··· Data provided ···
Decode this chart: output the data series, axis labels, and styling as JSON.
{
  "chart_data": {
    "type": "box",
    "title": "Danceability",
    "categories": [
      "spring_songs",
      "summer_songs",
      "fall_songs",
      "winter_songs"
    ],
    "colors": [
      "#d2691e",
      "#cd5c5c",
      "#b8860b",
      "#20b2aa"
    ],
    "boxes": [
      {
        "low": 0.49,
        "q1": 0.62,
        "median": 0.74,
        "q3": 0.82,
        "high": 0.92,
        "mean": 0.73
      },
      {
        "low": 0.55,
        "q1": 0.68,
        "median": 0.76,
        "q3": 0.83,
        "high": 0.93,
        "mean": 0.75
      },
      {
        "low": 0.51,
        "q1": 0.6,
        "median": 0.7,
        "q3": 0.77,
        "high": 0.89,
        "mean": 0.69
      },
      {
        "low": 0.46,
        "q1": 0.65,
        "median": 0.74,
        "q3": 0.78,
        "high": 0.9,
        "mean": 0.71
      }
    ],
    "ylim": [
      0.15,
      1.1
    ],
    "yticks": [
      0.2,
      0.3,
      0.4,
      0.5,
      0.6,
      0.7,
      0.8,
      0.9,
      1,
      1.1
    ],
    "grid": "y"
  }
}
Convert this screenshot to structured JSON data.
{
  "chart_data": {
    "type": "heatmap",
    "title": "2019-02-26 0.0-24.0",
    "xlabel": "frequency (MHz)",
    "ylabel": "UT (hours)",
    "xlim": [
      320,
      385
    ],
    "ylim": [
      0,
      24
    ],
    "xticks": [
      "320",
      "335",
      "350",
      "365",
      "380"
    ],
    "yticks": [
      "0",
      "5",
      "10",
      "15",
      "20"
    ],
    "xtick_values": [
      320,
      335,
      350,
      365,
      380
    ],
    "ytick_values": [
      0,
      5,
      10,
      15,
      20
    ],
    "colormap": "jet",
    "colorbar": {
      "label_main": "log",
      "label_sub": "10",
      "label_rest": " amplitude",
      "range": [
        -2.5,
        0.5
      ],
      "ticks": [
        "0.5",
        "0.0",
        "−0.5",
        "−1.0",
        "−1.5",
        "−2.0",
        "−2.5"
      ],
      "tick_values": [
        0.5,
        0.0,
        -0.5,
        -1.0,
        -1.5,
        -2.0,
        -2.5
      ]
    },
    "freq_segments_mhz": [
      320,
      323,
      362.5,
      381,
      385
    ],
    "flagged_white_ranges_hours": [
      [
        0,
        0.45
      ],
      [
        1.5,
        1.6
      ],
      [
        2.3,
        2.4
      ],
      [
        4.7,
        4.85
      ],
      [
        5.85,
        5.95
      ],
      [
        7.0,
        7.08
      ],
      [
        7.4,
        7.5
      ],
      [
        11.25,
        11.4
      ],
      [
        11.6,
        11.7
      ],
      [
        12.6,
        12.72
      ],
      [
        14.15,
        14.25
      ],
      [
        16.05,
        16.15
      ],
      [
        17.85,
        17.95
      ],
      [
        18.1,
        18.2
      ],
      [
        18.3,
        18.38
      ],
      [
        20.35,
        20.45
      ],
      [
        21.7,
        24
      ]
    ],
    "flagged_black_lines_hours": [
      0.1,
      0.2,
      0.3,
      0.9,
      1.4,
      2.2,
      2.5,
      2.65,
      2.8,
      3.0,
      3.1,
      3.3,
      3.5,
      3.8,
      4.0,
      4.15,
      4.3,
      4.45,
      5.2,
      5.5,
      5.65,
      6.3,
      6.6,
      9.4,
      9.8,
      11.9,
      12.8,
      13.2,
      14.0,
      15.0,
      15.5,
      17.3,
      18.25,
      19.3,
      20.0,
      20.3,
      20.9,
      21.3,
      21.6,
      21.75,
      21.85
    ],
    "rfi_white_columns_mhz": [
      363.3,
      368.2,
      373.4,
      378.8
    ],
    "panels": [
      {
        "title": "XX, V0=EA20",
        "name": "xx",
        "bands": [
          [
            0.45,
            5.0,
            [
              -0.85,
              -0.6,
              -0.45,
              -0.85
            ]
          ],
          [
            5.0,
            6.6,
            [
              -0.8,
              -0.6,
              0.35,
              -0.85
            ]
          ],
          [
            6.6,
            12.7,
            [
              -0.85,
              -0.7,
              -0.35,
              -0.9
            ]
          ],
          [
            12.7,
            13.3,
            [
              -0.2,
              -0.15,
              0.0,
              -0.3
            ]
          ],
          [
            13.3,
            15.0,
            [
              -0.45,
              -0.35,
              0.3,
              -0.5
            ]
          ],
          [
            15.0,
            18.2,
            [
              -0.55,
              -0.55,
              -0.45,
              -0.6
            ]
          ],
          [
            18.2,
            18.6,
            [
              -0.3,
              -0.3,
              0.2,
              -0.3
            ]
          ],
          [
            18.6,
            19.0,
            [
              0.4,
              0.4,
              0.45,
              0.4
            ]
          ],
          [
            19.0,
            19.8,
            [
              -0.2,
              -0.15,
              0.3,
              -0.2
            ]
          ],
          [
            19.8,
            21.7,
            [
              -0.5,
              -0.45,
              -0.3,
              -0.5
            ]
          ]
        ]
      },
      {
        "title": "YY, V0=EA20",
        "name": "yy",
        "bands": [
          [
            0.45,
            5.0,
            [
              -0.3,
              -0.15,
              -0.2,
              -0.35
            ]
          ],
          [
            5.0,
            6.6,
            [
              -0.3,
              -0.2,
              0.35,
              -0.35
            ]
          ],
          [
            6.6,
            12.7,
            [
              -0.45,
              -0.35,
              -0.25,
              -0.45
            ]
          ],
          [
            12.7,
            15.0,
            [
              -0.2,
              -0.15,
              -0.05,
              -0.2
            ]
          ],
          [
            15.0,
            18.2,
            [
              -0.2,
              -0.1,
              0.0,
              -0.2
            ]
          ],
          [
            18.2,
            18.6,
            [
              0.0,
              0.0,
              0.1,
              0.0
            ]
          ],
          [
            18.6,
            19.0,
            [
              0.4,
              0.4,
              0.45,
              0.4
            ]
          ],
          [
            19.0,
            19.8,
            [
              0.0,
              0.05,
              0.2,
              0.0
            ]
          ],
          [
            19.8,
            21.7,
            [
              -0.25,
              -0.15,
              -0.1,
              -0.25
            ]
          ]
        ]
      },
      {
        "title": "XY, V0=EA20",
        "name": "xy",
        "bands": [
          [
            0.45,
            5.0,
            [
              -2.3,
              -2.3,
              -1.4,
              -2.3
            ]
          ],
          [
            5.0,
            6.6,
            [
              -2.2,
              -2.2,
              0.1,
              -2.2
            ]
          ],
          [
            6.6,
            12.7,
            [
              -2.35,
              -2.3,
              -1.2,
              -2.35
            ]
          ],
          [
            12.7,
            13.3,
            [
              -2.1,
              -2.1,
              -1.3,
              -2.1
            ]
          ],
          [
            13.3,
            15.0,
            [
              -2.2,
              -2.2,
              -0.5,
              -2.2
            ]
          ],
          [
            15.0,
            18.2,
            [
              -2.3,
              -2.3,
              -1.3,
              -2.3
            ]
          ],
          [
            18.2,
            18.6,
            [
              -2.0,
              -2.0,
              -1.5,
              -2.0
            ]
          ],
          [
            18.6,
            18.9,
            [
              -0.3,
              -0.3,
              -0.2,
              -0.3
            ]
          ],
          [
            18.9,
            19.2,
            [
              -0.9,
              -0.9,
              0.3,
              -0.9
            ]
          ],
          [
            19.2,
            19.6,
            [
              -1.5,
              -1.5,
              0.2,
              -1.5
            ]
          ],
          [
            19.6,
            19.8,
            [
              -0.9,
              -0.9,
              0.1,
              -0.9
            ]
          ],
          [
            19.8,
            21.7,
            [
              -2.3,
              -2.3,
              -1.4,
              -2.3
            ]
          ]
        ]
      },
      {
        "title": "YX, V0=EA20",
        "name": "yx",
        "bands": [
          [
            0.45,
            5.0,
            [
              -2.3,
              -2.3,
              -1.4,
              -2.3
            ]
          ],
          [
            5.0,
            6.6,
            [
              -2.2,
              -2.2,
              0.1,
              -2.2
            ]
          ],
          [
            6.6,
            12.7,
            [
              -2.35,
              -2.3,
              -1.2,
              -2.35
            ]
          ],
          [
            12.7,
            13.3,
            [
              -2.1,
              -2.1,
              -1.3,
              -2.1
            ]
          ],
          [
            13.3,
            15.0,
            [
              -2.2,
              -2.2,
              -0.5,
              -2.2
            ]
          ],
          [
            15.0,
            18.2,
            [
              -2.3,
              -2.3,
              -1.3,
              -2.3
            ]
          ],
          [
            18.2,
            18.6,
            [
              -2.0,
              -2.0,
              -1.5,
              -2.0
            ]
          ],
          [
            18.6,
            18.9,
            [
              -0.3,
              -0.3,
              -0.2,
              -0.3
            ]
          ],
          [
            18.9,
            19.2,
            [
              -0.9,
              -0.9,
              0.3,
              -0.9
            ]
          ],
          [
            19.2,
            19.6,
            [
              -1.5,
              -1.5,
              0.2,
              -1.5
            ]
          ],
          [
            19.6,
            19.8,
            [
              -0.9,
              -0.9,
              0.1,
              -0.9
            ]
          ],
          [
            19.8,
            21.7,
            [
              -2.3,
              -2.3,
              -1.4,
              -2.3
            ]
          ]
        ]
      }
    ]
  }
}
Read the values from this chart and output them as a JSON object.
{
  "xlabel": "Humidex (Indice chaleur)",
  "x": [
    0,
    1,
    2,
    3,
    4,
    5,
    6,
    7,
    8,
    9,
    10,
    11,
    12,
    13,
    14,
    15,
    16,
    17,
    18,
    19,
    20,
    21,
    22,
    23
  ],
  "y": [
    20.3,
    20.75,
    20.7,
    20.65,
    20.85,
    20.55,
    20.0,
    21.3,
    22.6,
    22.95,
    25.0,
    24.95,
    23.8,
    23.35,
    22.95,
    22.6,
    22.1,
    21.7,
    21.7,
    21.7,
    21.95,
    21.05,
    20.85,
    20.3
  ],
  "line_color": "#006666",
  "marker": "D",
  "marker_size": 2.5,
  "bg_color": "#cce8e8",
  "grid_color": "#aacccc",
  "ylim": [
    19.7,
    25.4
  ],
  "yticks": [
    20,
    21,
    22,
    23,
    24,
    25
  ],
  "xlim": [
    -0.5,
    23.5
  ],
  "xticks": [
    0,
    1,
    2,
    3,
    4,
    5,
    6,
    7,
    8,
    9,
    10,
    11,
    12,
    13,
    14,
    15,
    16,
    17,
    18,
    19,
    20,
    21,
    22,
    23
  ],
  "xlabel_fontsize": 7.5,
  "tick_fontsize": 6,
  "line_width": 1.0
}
···
List each line of the records that holds the string "median".

        "median": 0.74,
        "median": 0.76,
        "median": 0.7,
        "median": 0.74,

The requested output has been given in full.